Task details
In your copy, include every line of the listing below exactly but none of the pictures.

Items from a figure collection

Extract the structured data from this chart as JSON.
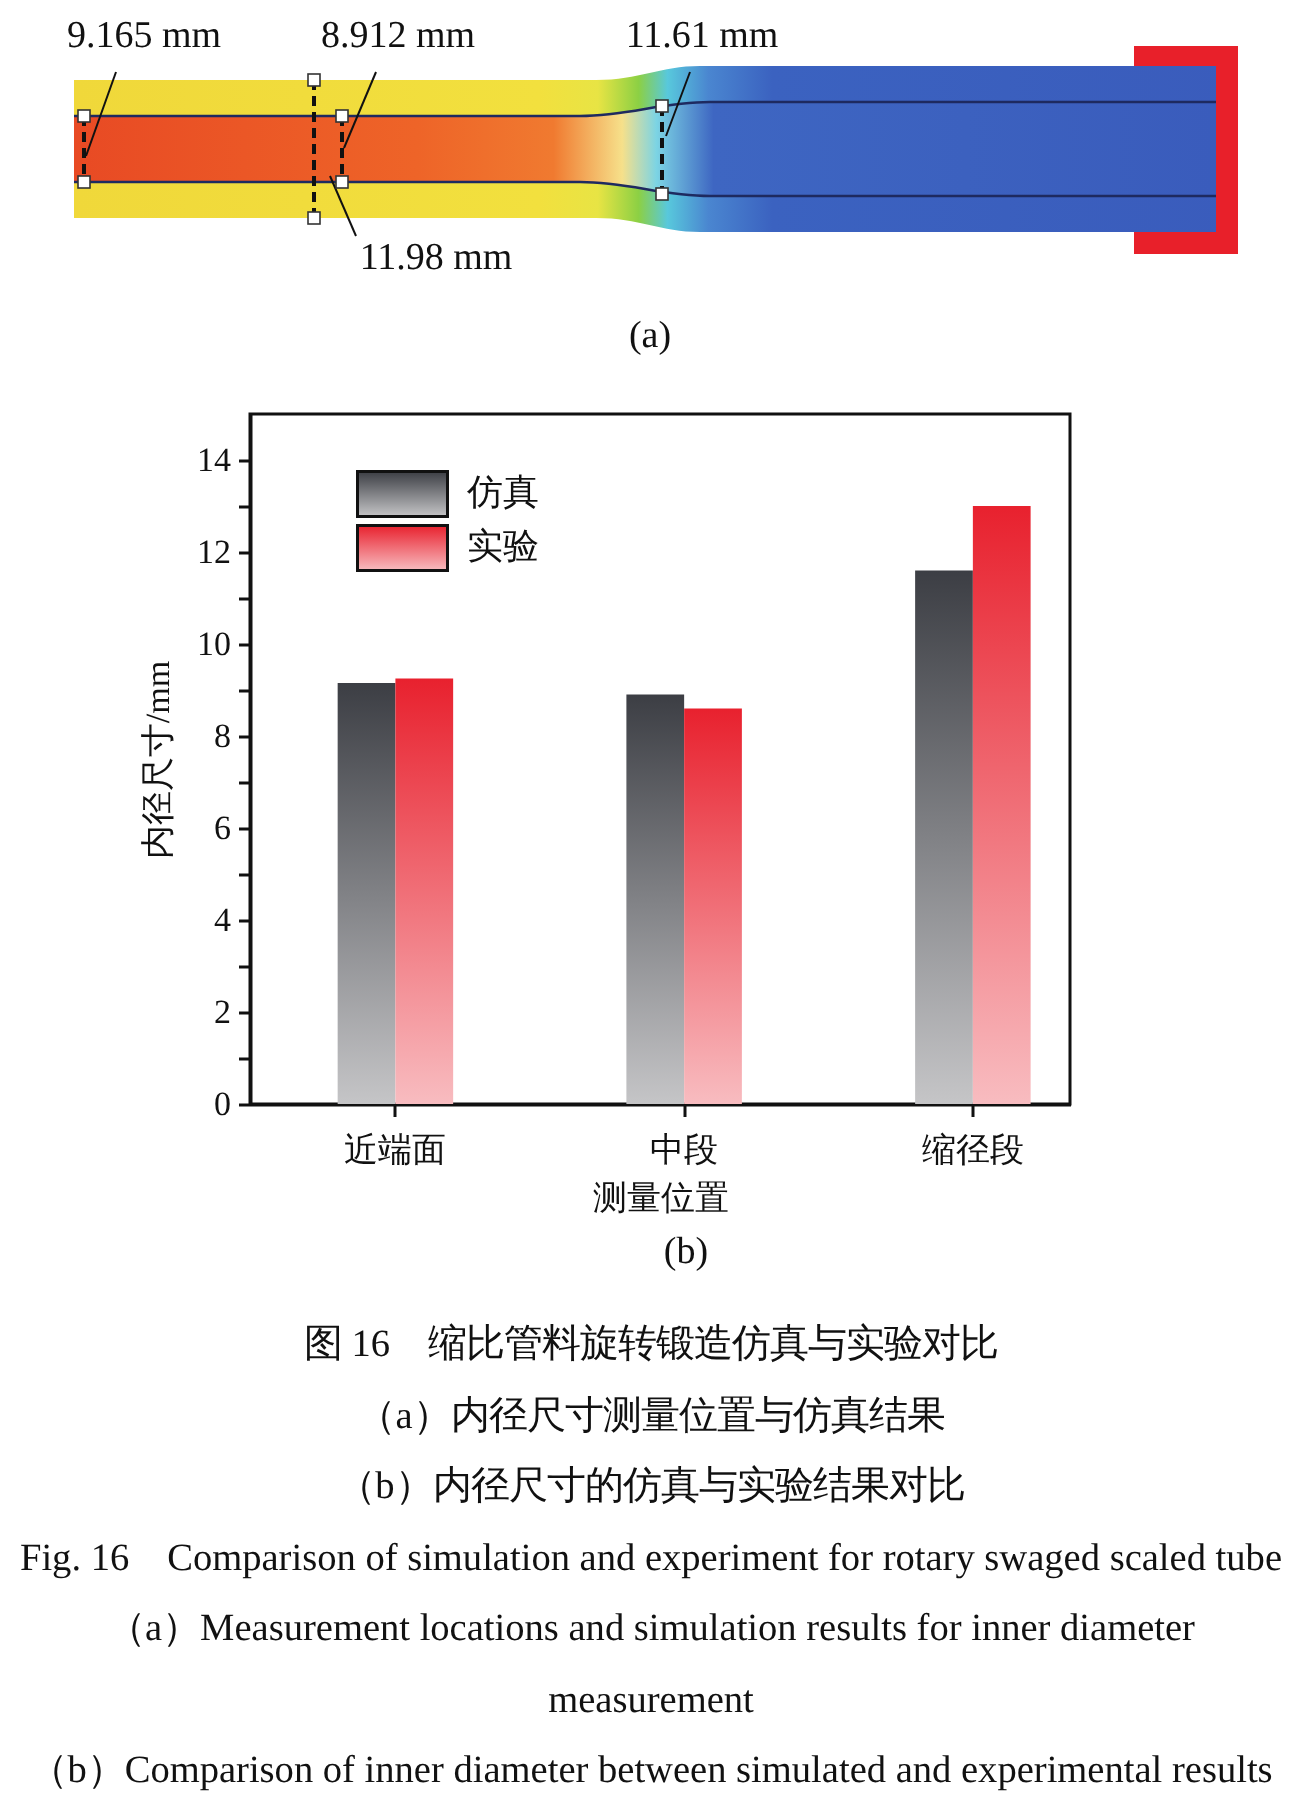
{
  "chart_data": {
    "type": "bar",
    "ylabel": "内径尺寸/mm",
    "xlabel": "测量位置",
    "categories": [
      "近端面",
      "中段",
      "缩径段"
    ],
    "series": [
      {
        "name": "仿真",
        "color": "#3c3e44",
        "values": [
          9.15,
          8.9,
          11.6
        ]
      },
      {
        "name": "实验",
        "color": "#e8212e",
        "values": [
          9.25,
          8.6,
          13.0
        ]
      }
    ],
    "ylim": [
      0,
      15
    ],
    "yticks": [
      0,
      {
        "value": 1,
        "label": null
      },
      2,
      {
        "value": 3,
        "label": null
      },
      4,
      {
        "value": 5,
        "label": null
      },
      6,
      {
        "value": 7,
        "label": null
      },
      8,
      {
        "value": 9,
        "label": null
      },
      10,
      {
        "value": 11,
        "label": null
      },
      12,
      {
        "value": 13,
        "label": null
      },
      14
    ],
    "grid": false,
    "legend": "top left",
    "annotations": [
      "9.165 mm",
      "8.912 mm",
      "11.61 mm",
      "11.98 mm",
      "(a)",
      "(b)",
      "图 16　缩比管料旋转锻造仿真与实验对比",
      "（a）内径尺寸测量位置与仿真结果",
      "（b）内径尺寸的仿真与实验结果对比",
      "Fig. 16　Comparison of simulation and experiment for rotary swaged scaled tube",
      "（a）Measurement locations and simulation results for inner diameter measurement",
      "（b）Comparison of inner diameter between simulated and experimental results"
    ]
  }
}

Response for this exercise
Extract the structured data from this chart as JSON.
{
  "chart_data": {
    "type": "bar",
    "ylabel": "内径尺寸/mm",
    "xlabel": "测量位置",
    "categories": [
      "近端面",
      "中段",
      "缩径段"
    ],
    "series": [
      {
        "name": "仿真",
        "color": "#3c3e44",
        "values": [
          9.15,
          8.9,
          11.6
        ]
      },
      {
        "name": "实验",
        "color": "#e8212e",
        "values": [
          9.25,
          8.6,
          13.0
        ]
      }
    ],
    "ylim": [
      0,
      15
    ],
    "yticks": [
      0,
      {
        "value": 1,
        "label": null
      },
      2,
      {
        "value": 3,
        "label": null
      },
      4,
      {
        "value": 5,
        "label": null
      },
      6,
      {
        "value": 7,
        "label": null
      },
      8,
      {
        "value": 9,
        "label": null
      },
      10,
      {
        "value": 11,
        "label": null
      },
      12,
      {
        "value": 13,
        "label": null
      },
      14
    ],
    "grid": false,
    "legend": "top left",
    "annotations": [
      "9.165 mm",
      "8.912 mm",
      "11.61 mm",
      "11.98 mm",
      "(a)",
      "(b)",
      "图 16　缩比管料旋转锻造仿真与实验对比",
      "（a）内径尺寸测量位置与仿真结果",
      "（b）内径尺寸的仿真与实验结果对比",
      "Fig. 16　Comparison of simulation and experiment for rotary swaged scaled tube",
      "（a）Measurement locations and simulation results for inner diameter measurement",
      "（b）Comparison of inner diameter between simulated and experimental results"
    ]
  }
}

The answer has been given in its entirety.